- [PROBLEM STATEMENT]: In the entries that follow, how many lines include the string "JSON"? The answer is the number only.

[Records contained in a dataset]
• • • • • • •
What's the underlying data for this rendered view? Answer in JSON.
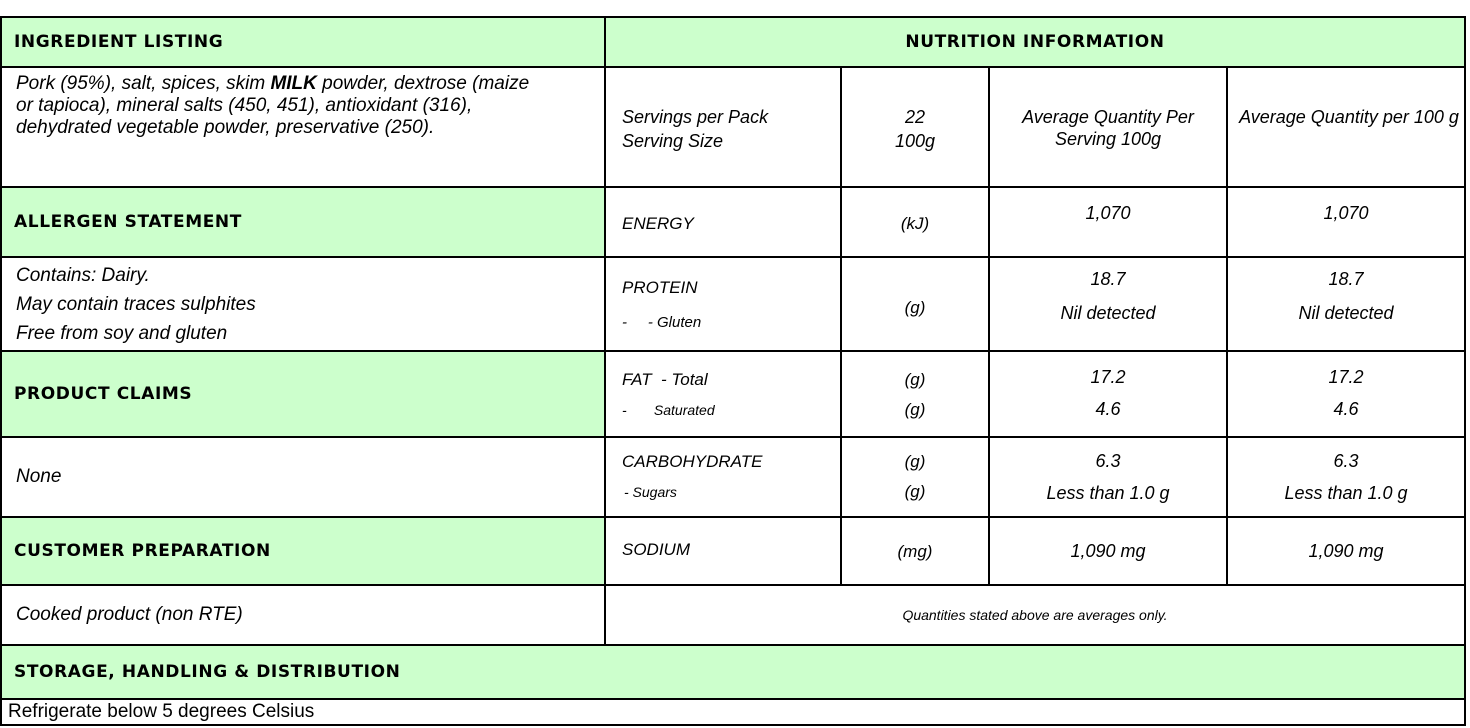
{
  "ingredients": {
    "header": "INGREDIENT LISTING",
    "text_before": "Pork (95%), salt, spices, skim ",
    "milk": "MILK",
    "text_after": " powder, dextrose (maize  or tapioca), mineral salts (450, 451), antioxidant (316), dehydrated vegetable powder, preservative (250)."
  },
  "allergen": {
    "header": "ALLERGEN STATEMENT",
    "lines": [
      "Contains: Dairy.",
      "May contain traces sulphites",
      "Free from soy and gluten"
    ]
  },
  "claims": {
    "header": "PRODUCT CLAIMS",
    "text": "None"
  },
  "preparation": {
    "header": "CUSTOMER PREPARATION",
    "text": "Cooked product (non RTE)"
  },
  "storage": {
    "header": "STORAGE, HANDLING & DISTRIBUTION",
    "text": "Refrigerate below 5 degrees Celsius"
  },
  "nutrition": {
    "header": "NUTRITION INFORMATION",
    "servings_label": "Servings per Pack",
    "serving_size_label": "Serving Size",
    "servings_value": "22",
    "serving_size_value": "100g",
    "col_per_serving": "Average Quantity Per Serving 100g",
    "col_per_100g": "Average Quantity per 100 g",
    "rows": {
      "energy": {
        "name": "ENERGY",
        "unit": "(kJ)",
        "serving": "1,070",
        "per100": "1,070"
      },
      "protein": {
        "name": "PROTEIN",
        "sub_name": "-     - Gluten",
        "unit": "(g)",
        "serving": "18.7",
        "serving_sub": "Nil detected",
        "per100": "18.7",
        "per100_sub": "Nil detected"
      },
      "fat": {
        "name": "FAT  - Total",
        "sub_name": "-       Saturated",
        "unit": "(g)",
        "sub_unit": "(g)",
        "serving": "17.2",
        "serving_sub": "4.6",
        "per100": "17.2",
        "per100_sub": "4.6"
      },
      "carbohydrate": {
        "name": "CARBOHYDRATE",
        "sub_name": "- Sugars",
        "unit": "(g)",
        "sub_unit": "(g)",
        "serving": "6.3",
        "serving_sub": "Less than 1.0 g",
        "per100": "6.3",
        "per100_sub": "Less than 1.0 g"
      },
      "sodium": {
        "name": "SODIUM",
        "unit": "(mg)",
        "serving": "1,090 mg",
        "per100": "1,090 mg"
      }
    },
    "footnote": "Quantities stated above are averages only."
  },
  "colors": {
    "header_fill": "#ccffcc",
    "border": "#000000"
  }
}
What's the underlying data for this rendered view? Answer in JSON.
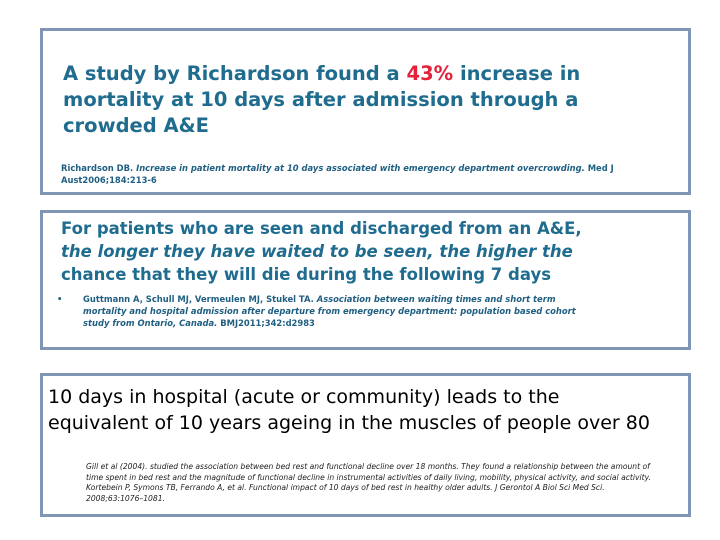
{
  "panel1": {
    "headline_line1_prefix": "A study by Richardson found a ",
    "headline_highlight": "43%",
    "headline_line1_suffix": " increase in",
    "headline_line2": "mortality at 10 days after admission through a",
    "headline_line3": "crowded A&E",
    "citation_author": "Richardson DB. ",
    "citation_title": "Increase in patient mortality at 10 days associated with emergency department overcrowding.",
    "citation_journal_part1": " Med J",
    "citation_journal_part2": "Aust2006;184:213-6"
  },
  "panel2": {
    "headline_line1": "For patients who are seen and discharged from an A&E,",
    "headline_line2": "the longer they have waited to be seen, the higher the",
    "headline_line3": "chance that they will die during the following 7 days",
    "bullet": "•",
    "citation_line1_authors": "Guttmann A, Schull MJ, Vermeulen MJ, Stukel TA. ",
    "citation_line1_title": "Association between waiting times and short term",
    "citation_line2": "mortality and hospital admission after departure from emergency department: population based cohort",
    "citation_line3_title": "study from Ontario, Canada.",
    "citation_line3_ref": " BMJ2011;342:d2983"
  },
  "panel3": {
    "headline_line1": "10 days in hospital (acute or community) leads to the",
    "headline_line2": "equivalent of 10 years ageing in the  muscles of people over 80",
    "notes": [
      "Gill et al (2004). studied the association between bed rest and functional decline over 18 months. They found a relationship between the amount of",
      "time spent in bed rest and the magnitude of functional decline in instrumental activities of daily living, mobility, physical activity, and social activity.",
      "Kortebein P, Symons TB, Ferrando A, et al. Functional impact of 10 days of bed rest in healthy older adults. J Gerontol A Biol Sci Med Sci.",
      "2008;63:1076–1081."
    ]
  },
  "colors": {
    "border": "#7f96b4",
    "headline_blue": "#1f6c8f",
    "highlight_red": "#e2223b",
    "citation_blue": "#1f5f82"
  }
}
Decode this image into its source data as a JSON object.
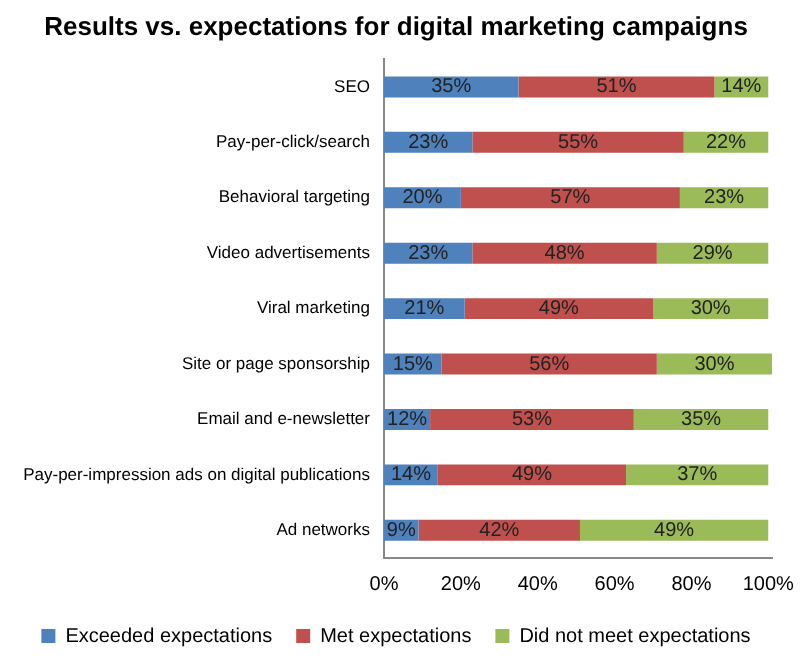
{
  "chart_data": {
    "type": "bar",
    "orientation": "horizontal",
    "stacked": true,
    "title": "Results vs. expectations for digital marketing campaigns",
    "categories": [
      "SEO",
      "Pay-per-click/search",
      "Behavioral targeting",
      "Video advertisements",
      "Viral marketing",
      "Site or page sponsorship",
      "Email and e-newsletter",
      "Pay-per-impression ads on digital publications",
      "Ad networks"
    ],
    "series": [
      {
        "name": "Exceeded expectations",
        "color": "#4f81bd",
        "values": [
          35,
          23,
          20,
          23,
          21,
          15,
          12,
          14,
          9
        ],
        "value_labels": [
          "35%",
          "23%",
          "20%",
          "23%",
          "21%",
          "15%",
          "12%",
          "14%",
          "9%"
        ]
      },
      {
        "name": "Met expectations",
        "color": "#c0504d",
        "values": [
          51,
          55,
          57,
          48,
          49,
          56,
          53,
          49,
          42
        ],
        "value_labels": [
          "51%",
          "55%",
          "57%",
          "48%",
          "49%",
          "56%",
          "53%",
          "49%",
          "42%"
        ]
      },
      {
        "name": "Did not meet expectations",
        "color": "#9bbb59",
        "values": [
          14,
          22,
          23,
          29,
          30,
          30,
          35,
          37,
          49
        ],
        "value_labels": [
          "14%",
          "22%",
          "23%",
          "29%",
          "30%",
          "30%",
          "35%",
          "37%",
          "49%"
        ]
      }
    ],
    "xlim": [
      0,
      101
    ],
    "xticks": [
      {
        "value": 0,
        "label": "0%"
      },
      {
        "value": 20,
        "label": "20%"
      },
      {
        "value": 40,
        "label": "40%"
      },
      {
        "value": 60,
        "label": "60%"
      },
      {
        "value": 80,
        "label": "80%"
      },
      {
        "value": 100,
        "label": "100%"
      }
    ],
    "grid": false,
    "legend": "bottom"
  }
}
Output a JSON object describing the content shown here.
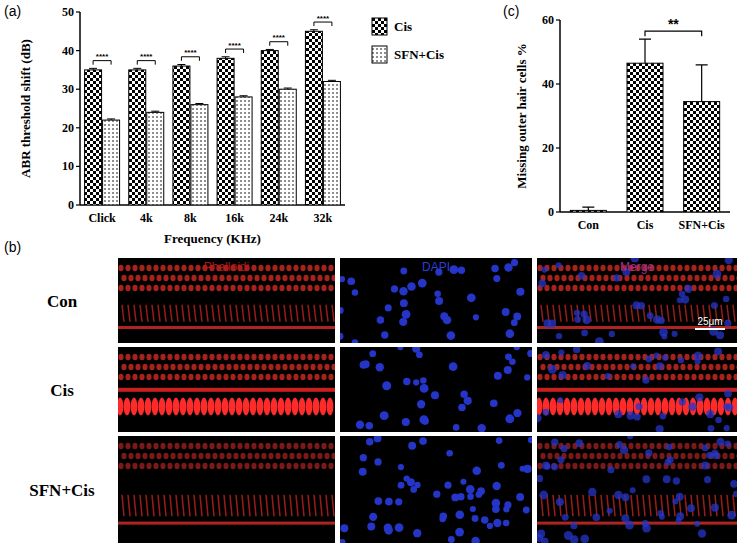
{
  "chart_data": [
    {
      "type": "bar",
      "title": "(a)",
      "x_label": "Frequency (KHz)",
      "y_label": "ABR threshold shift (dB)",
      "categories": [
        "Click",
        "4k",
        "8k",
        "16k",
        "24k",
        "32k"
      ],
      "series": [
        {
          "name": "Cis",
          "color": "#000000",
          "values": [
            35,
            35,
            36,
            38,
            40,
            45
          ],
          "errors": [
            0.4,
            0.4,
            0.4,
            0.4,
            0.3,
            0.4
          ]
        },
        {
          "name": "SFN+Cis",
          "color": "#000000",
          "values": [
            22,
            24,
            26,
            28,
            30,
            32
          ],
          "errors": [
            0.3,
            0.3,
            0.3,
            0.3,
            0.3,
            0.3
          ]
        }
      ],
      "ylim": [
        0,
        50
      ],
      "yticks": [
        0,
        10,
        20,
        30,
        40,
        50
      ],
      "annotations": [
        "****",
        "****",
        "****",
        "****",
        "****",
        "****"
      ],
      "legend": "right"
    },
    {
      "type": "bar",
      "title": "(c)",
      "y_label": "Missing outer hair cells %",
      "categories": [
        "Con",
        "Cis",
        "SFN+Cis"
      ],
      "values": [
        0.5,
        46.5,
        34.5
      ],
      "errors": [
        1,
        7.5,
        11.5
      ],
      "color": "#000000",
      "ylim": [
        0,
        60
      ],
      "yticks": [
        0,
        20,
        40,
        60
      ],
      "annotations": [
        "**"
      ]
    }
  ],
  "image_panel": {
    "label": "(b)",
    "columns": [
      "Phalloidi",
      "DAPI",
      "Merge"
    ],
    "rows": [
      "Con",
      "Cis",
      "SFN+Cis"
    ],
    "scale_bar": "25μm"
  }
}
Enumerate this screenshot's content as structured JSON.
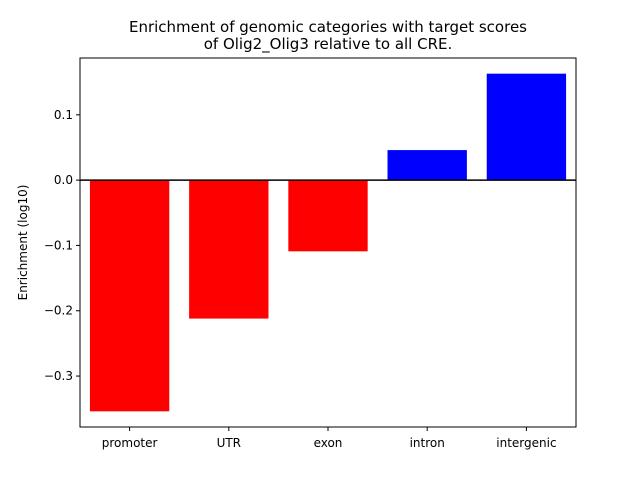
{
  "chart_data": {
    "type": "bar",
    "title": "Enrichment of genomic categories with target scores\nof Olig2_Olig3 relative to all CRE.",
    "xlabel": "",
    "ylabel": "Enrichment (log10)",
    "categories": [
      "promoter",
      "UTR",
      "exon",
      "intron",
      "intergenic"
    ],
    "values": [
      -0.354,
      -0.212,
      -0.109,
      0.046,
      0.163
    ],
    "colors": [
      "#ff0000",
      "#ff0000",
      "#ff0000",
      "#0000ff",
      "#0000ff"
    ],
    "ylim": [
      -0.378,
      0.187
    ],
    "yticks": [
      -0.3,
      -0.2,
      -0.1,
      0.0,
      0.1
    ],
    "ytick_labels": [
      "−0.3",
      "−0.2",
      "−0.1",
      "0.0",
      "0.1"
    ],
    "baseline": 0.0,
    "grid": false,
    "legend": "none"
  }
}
• • • • • • •
- [RESULT BELOW]: 5